Directions for this task: Look through the data below. Show each line where the string "initial" occurs.

Dataset records:
**********

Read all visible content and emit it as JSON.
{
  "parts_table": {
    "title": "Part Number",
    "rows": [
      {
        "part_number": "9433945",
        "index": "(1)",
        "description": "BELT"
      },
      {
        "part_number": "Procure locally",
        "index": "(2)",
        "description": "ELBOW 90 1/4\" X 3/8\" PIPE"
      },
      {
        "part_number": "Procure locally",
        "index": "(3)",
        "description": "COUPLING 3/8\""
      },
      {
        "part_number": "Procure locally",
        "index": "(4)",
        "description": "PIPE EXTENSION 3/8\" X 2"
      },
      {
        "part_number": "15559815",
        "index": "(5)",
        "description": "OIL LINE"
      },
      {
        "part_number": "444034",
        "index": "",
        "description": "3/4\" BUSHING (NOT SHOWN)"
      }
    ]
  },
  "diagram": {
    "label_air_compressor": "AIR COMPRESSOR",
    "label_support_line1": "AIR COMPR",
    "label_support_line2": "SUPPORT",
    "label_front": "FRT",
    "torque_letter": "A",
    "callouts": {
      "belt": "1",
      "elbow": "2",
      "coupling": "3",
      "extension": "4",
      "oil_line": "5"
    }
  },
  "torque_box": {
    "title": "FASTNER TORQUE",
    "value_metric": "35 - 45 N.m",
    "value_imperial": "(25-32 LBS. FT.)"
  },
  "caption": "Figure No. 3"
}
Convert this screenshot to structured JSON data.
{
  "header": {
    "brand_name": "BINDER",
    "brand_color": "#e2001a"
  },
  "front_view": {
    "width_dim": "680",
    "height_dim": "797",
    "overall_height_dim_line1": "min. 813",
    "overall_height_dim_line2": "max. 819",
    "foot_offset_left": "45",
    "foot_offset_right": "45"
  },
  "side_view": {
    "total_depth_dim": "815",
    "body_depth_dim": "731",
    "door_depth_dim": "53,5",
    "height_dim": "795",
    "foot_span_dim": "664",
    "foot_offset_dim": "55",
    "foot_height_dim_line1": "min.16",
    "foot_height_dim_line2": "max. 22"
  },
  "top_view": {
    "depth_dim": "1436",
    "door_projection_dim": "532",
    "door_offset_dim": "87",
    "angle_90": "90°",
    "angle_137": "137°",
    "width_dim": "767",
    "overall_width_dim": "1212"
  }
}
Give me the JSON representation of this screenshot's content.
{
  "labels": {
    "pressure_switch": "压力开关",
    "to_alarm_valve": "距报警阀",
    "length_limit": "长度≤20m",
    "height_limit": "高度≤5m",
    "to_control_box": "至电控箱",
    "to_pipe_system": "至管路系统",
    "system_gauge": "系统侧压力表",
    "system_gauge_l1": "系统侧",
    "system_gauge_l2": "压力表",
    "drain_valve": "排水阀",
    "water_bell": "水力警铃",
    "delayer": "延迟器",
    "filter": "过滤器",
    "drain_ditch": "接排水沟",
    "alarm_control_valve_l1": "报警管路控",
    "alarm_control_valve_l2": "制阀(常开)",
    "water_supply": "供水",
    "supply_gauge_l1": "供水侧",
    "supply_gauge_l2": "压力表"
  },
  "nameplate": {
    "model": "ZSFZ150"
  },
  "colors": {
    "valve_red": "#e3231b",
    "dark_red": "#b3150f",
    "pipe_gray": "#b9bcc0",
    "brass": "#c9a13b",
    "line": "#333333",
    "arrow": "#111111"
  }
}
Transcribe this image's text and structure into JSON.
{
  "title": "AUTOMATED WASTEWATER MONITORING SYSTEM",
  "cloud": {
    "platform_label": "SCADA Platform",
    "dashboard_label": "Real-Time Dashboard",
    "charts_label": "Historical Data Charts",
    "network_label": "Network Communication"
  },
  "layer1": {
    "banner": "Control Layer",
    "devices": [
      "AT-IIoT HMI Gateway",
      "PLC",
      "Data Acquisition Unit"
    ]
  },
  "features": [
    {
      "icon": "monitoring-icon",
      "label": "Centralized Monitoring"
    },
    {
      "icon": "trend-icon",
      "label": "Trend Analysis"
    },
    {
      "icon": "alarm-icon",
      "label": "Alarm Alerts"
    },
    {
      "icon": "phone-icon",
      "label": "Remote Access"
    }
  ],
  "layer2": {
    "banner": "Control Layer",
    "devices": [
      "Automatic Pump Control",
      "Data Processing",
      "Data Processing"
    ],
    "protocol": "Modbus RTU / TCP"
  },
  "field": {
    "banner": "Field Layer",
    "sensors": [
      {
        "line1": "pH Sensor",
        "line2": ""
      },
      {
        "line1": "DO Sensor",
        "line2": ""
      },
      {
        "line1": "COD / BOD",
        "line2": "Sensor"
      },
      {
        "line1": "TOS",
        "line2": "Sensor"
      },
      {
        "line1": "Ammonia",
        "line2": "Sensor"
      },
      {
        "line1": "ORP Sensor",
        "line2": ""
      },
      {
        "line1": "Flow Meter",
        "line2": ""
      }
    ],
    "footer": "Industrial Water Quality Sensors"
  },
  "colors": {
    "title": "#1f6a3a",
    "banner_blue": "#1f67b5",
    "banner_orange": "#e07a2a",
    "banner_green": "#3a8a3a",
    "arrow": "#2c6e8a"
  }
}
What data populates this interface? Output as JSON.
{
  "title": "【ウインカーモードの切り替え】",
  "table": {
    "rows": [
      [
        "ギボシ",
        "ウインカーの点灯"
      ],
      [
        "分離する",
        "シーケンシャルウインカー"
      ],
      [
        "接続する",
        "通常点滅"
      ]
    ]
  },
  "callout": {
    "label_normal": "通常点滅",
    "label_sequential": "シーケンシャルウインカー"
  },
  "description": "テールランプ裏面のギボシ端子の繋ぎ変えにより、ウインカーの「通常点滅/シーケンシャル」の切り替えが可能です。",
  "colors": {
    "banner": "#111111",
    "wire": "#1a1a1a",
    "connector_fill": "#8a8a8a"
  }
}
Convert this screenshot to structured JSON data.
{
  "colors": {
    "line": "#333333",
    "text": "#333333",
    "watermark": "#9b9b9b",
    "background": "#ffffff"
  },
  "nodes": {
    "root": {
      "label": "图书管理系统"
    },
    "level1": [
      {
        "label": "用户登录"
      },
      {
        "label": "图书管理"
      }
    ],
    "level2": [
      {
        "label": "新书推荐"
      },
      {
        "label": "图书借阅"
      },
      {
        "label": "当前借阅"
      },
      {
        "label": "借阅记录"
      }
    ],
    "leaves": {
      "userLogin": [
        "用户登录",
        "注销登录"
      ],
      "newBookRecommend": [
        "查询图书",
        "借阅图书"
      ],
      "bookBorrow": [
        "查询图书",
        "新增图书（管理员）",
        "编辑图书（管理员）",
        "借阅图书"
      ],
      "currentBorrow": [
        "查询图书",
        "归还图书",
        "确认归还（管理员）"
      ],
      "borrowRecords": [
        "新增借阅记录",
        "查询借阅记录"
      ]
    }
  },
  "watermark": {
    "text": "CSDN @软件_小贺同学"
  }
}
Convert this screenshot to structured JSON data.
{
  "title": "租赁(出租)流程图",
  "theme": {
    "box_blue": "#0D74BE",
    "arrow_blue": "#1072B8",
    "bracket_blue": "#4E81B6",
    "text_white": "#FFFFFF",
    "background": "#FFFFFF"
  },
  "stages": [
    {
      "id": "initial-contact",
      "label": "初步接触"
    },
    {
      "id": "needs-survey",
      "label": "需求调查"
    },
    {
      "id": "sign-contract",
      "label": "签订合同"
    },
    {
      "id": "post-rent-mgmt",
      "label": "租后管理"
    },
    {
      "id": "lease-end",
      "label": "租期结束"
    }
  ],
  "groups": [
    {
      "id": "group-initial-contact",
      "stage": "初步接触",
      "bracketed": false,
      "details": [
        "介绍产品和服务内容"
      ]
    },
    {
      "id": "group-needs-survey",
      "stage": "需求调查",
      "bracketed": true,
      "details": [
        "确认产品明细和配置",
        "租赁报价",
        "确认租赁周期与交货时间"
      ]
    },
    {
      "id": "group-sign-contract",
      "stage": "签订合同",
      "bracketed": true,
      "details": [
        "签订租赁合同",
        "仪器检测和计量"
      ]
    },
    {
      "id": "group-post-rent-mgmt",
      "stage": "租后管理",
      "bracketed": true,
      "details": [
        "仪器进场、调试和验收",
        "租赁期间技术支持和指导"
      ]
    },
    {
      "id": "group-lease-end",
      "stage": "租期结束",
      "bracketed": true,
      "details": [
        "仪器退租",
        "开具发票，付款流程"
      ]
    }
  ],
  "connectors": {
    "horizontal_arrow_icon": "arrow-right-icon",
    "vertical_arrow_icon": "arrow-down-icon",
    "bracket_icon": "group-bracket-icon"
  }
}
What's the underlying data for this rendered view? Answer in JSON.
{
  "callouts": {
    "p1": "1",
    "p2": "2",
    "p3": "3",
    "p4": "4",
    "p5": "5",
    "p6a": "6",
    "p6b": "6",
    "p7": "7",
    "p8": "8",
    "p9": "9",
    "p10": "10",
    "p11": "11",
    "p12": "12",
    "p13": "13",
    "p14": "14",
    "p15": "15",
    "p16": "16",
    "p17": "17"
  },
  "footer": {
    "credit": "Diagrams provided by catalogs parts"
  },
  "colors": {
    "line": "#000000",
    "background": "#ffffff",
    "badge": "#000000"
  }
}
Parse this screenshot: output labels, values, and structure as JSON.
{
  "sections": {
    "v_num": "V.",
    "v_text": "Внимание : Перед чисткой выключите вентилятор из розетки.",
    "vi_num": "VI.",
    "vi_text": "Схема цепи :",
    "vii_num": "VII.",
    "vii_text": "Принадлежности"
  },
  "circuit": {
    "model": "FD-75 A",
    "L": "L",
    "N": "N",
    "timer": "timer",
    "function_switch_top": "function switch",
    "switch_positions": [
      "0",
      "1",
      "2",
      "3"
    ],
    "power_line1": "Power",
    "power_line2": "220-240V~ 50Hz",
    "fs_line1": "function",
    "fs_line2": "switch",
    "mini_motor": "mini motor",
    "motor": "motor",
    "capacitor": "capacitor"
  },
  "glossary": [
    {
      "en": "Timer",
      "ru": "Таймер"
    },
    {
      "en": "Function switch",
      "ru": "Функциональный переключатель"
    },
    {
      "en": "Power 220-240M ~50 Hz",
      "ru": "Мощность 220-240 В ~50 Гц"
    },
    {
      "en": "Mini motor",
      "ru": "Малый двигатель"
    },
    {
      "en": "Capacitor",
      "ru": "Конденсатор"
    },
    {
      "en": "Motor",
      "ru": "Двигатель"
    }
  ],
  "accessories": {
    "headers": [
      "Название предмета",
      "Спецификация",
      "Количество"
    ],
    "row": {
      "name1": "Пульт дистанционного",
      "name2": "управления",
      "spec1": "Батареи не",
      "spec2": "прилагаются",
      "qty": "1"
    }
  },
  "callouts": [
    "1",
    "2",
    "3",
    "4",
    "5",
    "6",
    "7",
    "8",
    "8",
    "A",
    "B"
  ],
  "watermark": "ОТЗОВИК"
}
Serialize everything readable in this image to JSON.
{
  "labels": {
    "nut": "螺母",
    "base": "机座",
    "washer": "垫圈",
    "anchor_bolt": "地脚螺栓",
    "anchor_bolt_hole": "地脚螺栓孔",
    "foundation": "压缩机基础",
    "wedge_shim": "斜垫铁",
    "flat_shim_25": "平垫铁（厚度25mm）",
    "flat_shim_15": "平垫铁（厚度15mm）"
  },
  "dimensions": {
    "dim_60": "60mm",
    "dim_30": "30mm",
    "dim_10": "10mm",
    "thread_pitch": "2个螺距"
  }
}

**********

Exercise output:
      "id": "initial-contact",
      "id": "group-initial-contact",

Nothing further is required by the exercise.